### Vorliegende Angaben
▬▬▬▬▬▬▬▬▬▬
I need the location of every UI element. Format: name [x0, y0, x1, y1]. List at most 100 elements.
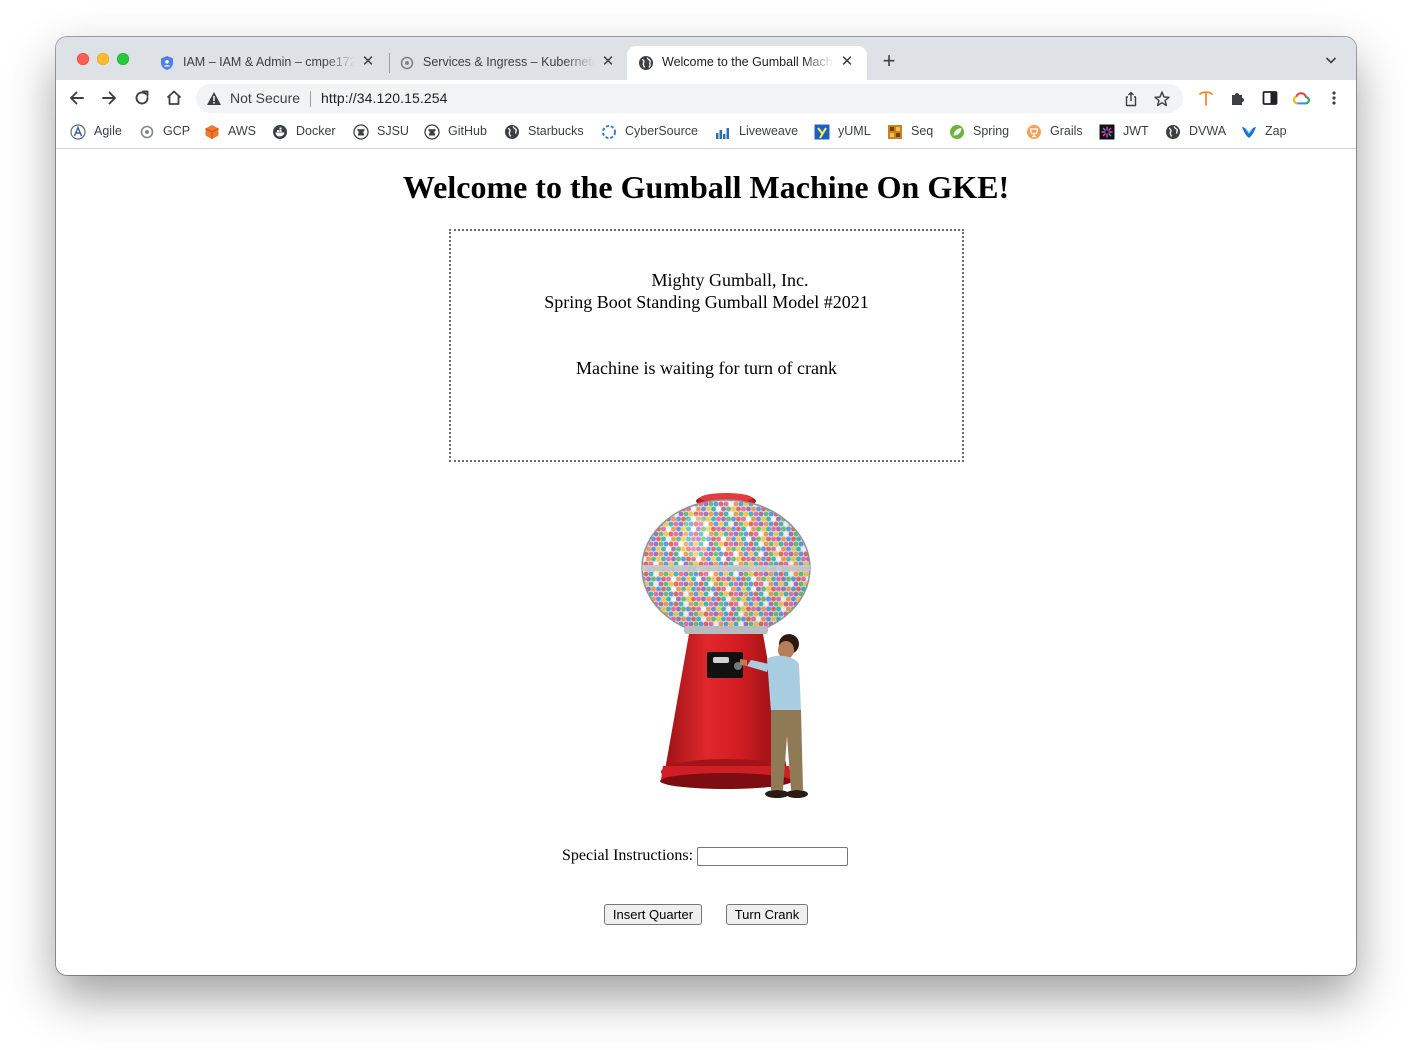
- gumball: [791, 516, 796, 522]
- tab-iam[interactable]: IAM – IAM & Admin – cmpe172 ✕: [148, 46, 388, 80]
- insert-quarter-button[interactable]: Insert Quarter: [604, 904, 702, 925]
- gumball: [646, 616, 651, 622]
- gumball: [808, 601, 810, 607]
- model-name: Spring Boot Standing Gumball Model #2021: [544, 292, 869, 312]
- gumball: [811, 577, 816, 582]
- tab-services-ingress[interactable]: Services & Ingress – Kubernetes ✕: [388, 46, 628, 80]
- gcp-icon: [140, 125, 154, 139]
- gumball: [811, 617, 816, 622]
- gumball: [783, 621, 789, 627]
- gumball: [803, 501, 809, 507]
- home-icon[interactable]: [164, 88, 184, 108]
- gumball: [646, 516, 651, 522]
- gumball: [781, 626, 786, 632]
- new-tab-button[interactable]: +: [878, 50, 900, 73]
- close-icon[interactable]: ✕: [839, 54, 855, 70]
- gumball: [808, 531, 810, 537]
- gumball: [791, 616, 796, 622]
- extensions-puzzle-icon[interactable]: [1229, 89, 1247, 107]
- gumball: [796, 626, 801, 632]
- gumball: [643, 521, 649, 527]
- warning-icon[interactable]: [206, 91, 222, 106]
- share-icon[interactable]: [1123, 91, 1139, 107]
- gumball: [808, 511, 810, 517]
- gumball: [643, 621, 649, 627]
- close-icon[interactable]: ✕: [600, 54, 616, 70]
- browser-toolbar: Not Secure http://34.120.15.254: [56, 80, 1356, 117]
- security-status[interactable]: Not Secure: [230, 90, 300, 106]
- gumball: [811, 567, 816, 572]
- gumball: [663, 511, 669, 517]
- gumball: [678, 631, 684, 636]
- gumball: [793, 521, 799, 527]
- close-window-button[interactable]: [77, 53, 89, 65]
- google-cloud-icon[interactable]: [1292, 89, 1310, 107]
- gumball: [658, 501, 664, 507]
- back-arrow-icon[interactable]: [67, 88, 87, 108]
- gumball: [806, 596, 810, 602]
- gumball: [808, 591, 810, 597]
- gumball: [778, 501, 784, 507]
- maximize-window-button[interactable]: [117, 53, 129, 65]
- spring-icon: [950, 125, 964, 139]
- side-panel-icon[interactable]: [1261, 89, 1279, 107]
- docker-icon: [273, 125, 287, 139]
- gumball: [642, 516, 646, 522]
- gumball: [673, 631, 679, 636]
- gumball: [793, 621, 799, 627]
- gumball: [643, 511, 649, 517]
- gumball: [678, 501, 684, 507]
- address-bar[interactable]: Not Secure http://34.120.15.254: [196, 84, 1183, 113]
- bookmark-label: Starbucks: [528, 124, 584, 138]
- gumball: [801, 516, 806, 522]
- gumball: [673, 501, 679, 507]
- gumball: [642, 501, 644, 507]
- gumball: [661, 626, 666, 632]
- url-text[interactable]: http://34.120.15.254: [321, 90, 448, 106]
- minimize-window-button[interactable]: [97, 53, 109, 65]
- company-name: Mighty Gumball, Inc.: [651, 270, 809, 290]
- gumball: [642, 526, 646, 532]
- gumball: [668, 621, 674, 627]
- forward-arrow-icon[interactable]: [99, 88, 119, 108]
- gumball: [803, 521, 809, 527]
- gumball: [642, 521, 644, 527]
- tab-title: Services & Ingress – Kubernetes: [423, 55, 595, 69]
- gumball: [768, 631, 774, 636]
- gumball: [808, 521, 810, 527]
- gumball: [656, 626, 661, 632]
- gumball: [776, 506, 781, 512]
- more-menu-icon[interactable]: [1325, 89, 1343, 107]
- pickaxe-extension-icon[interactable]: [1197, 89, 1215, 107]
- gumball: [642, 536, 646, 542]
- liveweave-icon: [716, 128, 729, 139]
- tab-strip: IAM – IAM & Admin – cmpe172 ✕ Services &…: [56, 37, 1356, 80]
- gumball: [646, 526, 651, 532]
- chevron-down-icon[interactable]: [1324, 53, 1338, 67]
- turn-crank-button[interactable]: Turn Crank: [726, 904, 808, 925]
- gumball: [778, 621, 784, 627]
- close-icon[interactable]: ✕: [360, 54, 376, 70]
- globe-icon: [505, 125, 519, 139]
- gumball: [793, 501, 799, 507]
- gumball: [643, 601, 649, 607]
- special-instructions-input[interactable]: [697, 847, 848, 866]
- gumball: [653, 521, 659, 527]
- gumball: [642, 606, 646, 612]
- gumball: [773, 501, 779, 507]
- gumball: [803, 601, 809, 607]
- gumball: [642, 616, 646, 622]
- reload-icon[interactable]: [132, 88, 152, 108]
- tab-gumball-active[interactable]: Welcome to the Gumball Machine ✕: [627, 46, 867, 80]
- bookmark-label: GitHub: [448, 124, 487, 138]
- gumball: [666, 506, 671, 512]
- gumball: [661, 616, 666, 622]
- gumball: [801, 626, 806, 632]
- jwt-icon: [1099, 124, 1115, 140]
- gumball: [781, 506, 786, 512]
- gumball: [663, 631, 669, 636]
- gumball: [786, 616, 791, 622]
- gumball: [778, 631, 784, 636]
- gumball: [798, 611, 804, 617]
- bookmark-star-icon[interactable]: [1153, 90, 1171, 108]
▬▬▬▬▬▬▬▬▬▬
### Aufgabe
Kopier alle Einträge von oben Zeile für Zeile und ohne jede Änderung, aber lass die Bilder dabei weg.

### Ergebnis
I need the location of every UI element. Format: name [x0, y0, x1, y1]. List at most 100 elements.
- gumball: [791, 516, 796, 522]
- tab-iam[interactable]: IAM – IAM & Admin – cmpe172 ✕: [148, 46, 388, 80]
- insert-quarter-button[interactable]: Insert Quarter: [604, 904, 702, 925]
- gumball: [646, 616, 651, 622]
- gumball: [808, 601, 810, 607]
- model-name: Spring Boot Standing Gumball Model #2021: [544, 292, 869, 312]
- gumball: [811, 577, 816, 582]
- tab-services-ingress[interactable]: Services & Ingress – Kubernetes ✕: [388, 46, 628, 80]
- gcp-icon: [140, 125, 154, 139]
- gumball: [811, 617, 816, 622]
- gumball: [783, 621, 789, 627]
- gumball: [803, 501, 809, 507]
- home-icon[interactable]: [164, 88, 184, 108]
- gumball: [646, 516, 651, 522]
- gumball: [781, 626, 786, 632]
- new-tab-button[interactable]: +: [878, 50, 900, 73]
- close-icon[interactable]: ✕: [839, 54, 855, 70]
- gumball: [808, 531, 810, 537]
- gumball: [791, 616, 796, 622]
- extensions-puzzle-icon[interactable]: [1229, 89, 1247, 107]
- gumball: [796, 626, 801, 632]
- gumball: [643, 521, 649, 527]
- warning-icon[interactable]: [206, 91, 222, 106]
- share-icon[interactable]: [1123, 91, 1139, 107]
- gumball: [808, 511, 810, 517]
- gumball: [643, 621, 649, 627]
- close-icon[interactable]: ✕: [600, 54, 616, 70]
- browser-toolbar: Not Secure http://34.120.15.254: [56, 80, 1356, 117]
- security-status[interactable]: Not Secure: [230, 90, 300, 106]
- gumball: [811, 567, 816, 572]
- gumball: [663, 511, 669, 517]
- gumball: [678, 631, 684, 636]
- gumball: [793, 521, 799, 527]
- close-window-button[interactable]: [77, 53, 89, 65]
- google-cloud-icon[interactable]: [1292, 89, 1310, 107]
- gumball: [658, 501, 664, 507]
- back-arrow-icon[interactable]: [67, 88, 87, 108]
- gumball: [806, 596, 810, 602]
- gumball: [808, 591, 810, 597]
- gumball: [778, 501, 784, 507]
- maximize-window-button[interactable]: [117, 53, 129, 65]
- spring-icon: [950, 125, 964, 139]
- side-panel-icon[interactable]: [1261, 89, 1279, 107]
- docker-icon: [273, 125, 287, 139]
- gumball: [642, 516, 646, 522]
- gumball: [673, 631, 679, 636]
- gumball: [793, 621, 799, 627]
- gumball: [643, 511, 649, 517]
- gumball: [678, 501, 684, 507]
- address-bar[interactable]: Not Secure http://34.120.15.254: [196, 84, 1183, 113]
- bookmark-label: Starbucks: [528, 124, 584, 138]
- gumball: [801, 516, 806, 522]
- gumball: [673, 501, 679, 507]
- gumball: [642, 501, 644, 507]
- gumball: [661, 626, 666, 632]
- url-text[interactable]: http://34.120.15.254: [321, 90, 448, 106]
- minimize-window-button[interactable]: [97, 53, 109, 65]
- company-name: Mighty Gumball, Inc.: [651, 270, 809, 290]
- gumball: [642, 526, 646, 532]
- gumball: [668, 621, 674, 627]
- forward-arrow-icon[interactable]: [99, 88, 119, 108]
- gumball: [803, 521, 809, 527]
- gumball: [642, 521, 644, 527]
- tab-title: Services & Ingress – Kubernetes: [423, 55, 595, 69]
- gumball: [768, 631, 774, 636]
- gumball: [808, 521, 810, 527]
- gumball: [656, 626, 661, 632]
- gumball: [776, 506, 781, 512]
- more-menu-icon[interactable]: [1325, 89, 1343, 107]
- pickaxe-extension-icon[interactable]: [1197, 89, 1215, 107]
- gumball: [642, 536, 646, 542]
- liveweave-icon: [716, 128, 729, 139]
- tab-strip: IAM – IAM & Admin – cmpe172 ✕ Services &…: [56, 37, 1356, 80]
- gumball: [646, 526, 651, 532]
- chevron-down-icon[interactable]: [1324, 53, 1338, 67]
- turn-crank-button[interactable]: Turn Crank: [726, 904, 808, 925]
- gumball: [778, 621, 784, 627]
- close-icon[interactable]: ✕: [360, 54, 376, 70]
- globe-icon: [505, 125, 519, 139]
- gumball: [793, 501, 799, 507]
- gumball: [643, 601, 649, 607]
- special-instructions-input[interactable]: [697, 847, 848, 866]
- gumball: [653, 521, 659, 527]
- gumball: [642, 606, 646, 612]
- gumball: [773, 501, 779, 507]
- gumball: [803, 601, 809, 607]
- gumball: [642, 616, 646, 622]
- reload-icon[interactable]: [132, 88, 152, 108]
- tab-gumball-active[interactable]: Welcome to the Gumball Machine ✕: [627, 46, 867, 80]
- bookmark-label: GitHub: [448, 124, 487, 138]
- gumball: [666, 506, 671, 512]
- gumball: [661, 616, 666, 622]
- gumball: [801, 626, 806, 632]
- jwt-icon: [1099, 124, 1115, 140]
- gumball: [781, 506, 786, 512]
- gumball: [663, 631, 669, 636]
- gumball: [786, 616, 791, 622]
- gumball: [778, 631, 784, 636]
- gumball: [798, 611, 804, 617]
- bookmark-star-icon[interactable]: [1153, 90, 1171, 108]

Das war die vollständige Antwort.